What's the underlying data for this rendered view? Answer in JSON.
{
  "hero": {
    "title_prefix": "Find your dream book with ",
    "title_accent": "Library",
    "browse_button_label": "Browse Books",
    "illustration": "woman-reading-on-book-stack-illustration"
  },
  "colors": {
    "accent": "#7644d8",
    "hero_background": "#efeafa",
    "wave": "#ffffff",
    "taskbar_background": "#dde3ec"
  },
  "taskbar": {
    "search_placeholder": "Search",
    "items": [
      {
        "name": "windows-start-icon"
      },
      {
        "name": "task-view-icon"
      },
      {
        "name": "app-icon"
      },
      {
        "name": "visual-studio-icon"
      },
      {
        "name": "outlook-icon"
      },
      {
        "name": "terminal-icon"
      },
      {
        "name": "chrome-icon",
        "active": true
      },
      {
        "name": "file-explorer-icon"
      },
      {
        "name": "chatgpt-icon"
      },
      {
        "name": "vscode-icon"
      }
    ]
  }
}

**What the exercise asks:**
Make an exact copy of the material above.

**Final result:**
What's the underlying data for this rendered view? Answer in JSON.
{
  "hero": {
    "title_prefix": "Find your dream book with ",
    "title_accent": "Library",
    "browse_button_label": "Browse Books",
    "illustration": "woman-reading-on-book-stack-illustration"
  },
  "colors": {
    "accent": "#7644d8",
    "hero_background": "#efeafa",
    "wave": "#ffffff",
    "taskbar_background": "#dde3ec"
  },
  "taskbar": {
    "search_placeholder": "Search",
    "items": [
      {
        "name": "windows-start-icon"
      },
      {
        "name": "task-view-icon"
      },
      {
        "name": "app-icon"
      },
      {
        "name": "visual-studio-icon"
      },
      {
        "name": "outlook-icon"
      },
      {
        "name": "terminal-icon"
      },
      {
        "name": "chrome-icon",
        "active": true
      },
      {
        "name": "file-explorer-icon"
      },
      {
        "name": "chatgpt-icon"
      },
      {
        "name": "vscode-icon"
      }
    ]
  }
}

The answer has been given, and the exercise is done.